> _THE REQUEST_
Please output exactly the run of lines that starts at the line with "Transcribe the text in this document." and ends at the last line of the records below.
^^^^^^^^^^^^^^^^
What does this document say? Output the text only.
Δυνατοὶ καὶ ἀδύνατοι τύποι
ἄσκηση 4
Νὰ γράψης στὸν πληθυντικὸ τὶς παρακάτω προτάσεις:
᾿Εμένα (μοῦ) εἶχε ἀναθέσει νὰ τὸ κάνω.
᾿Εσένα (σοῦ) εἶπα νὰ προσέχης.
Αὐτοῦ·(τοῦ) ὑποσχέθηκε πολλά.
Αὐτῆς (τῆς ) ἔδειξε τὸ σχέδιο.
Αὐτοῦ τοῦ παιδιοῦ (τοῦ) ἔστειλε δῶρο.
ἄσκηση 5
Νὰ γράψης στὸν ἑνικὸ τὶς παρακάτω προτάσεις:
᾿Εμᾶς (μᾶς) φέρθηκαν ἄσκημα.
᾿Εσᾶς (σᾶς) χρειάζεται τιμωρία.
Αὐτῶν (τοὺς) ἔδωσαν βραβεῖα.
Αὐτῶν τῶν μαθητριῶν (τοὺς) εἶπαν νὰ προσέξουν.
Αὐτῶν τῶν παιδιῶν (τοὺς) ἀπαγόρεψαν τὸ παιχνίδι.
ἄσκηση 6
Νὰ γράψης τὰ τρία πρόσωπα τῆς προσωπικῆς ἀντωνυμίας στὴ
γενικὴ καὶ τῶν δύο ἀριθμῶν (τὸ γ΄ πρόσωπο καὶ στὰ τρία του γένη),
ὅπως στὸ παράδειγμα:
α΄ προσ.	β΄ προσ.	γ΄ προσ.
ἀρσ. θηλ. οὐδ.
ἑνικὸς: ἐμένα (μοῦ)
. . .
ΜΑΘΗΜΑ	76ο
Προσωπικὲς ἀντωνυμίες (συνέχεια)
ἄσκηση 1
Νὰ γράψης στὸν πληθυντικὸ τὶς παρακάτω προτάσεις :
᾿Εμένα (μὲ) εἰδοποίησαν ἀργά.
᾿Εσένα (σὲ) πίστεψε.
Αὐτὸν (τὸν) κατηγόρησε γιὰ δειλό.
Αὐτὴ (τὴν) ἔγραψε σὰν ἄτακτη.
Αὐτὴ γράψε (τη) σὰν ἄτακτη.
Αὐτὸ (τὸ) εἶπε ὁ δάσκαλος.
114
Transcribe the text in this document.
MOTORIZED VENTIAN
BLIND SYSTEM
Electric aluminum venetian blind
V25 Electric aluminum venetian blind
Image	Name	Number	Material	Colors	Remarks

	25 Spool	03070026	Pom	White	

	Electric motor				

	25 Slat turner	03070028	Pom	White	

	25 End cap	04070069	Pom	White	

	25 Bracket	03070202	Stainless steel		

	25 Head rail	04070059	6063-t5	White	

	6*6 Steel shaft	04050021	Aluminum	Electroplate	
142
^^^^^^^^^^^^^^^^
> _RESPONSE_
Transcribe the text in this document.
MOTORIZED VENTIAN
BLIND SYSTEM
Electric aluminum venetian blind
V25 Electric aluminum venetian blind
Image	Name	Number	Material	Colors	Remarks

	25 Spool	03070026	Pom	White	

	Electric motor				

	25 Slat turner	03070028	Pom	White	

	25 End cap	04070069	Pom	White	

	25 Bracket	03070202	Stainless steel		

	25 Head rail	04070059	6063-t5	White	

	6*6 Steel shaft	04050021	Aluminum	Electroplate	
142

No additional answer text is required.